■ Records for the task
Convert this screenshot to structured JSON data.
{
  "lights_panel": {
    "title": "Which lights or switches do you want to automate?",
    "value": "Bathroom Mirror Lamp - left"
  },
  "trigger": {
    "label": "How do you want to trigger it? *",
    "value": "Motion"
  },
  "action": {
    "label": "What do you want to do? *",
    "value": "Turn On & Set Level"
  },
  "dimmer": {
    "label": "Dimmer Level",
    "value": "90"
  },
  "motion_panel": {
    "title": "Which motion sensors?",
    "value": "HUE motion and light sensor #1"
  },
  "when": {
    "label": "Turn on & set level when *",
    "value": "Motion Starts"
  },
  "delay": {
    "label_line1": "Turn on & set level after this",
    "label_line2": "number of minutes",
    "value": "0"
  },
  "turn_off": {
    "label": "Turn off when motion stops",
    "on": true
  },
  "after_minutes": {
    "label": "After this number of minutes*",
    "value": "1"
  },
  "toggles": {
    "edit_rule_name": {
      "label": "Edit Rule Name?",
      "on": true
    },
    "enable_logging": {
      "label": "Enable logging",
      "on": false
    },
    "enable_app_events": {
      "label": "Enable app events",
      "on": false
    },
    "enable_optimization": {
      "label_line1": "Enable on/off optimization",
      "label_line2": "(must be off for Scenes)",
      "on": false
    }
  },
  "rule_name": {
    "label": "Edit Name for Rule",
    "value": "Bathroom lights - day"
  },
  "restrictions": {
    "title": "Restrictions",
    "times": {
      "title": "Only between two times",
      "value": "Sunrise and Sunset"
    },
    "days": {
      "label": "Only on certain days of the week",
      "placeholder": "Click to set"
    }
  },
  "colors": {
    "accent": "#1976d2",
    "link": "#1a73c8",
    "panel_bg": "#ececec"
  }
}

■ Job
From the listing above, copy every line that includes the word "Bathroom".

■ Answer
    "value": "Bathroom Mirror Lamp - left"
    "value": "Bathroom lights - day"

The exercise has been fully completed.